■ SHORT EXERCISE
Below is a set of records; restate each one word for word.

[A block of data]
+ + + + + + +

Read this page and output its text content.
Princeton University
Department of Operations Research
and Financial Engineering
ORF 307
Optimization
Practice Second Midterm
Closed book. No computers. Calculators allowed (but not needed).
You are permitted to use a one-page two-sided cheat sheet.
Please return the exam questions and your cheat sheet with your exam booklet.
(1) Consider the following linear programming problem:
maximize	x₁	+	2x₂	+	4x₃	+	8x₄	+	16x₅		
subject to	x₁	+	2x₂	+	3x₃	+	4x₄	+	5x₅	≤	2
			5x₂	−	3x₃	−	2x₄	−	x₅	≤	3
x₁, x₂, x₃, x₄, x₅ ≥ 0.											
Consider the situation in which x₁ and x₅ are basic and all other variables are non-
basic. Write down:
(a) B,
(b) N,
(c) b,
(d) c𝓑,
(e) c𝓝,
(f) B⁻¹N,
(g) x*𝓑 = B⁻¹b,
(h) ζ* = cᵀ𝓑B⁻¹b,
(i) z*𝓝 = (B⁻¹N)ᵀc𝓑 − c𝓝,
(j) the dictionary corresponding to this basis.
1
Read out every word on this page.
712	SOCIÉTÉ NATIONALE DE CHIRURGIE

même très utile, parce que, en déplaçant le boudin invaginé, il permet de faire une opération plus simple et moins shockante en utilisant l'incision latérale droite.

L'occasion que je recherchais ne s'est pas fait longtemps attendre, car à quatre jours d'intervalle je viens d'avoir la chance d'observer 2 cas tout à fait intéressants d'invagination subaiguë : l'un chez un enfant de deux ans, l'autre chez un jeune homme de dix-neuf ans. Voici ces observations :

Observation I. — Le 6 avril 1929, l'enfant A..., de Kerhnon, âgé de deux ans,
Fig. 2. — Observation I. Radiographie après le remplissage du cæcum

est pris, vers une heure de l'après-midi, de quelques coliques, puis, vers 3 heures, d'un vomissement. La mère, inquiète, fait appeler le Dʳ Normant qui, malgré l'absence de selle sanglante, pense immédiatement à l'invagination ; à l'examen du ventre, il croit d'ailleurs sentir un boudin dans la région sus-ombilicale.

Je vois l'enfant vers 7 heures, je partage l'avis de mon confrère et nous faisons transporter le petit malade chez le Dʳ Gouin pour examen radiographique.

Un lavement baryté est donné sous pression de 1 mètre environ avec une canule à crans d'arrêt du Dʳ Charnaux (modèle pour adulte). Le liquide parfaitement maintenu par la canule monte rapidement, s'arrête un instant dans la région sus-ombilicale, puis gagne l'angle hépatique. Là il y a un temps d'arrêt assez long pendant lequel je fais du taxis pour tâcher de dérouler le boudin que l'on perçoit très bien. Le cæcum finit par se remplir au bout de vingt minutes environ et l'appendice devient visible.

+ + + + + + +

■ ANSWER TO THE EXERCISE
Read this page and output its text content.
Princeton University
Department of Operations Research
and Financial Engineering
ORF 307
Optimization
Practice Second Midterm
Closed book. No computers. Calculators allowed (but not needed).
You are permitted to use a one-page two-sided cheat sheet.
Please return the exam questions and your cheat sheet with your exam booklet.
(1) Consider the following linear programming problem:
maximize	x₁	+	2x₂	+	4x₃	+	8x₄	+	16x₅		
subject to	x₁	+	2x₂	+	3x₃	+	4x₄	+	5x₅	≤	2
			5x₂	−	3x₃	−	2x₄	−	x₅	≤	3
x₁, x₂, x₃, x₄, x₅ ≥ 0.											
Consider the situation in which x₁ and x₅ are basic and all other variables are non-
basic. Write down:
(a) B,
(b) N,
(c) b,
(d) c𝓑,
(e) c𝓝,
(f) B⁻¹N,
(g) x*𝓑 = B⁻¹b,
(h) ζ* = cᵀ𝓑B⁻¹b,
(i) z*𝓝 = (B⁻¹N)ᵀc𝓑 − c𝓝,
(j) the dictionary corresponding to this basis.
1
Read out every word on this page.
712	SOCIÉTÉ NATIONALE DE CHIRURGIE

même très utile, parce que, en déplaçant le boudin invaginé, il permet de faire une opération plus simple et moins shockante en utilisant l'incision latérale droite.

L'occasion que je recherchais ne s'est pas fait longtemps attendre, car à quatre jours d'intervalle je viens d'avoir la chance d'observer 2 cas tout à fait intéressants d'invagination subaiguë : l'un chez un enfant de deux ans, l'autre chez un jeune homme de dix-neuf ans. Voici ces observations :

Observation I. — Le 6 avril 1929, l'enfant A..., de Kerhnon, âgé de deux ans,
Fig. 2. — Observation I. Radiographie après le remplissage du cæcum

est pris, vers une heure de l'après-midi, de quelques coliques, puis, vers 3 heures, d'un vomissement. La mère, inquiète, fait appeler le Dʳ Normant qui, malgré l'absence de selle sanglante, pense immédiatement à l'invagination ; à l'examen du ventre, il croit d'ailleurs sentir un boudin dans la région sus-ombilicale.

Je vois l'enfant vers 7 heures, je partage l'avis de mon confrère et nous faisons transporter le petit malade chez le Dʳ Gouin pour examen radiographique.

Un lavement baryté est donné sous pression de 1 mètre environ avec une canule à crans d'arrêt du Dʳ Charnaux (modèle pour adulte). Le liquide parfaitement maintenu par la canule monte rapidement, s'arrête un instant dans la région sus-ombilicale, puis gagne l'angle hépatique. Là il y a un temps d'arrêt assez long pendant lequel je fais du taxis pour tâcher de dérouler le boudin que l'on perçoit très bien. Le cæcum finit par se remplir au bout de vingt minutes environ et l'appendice devient visible.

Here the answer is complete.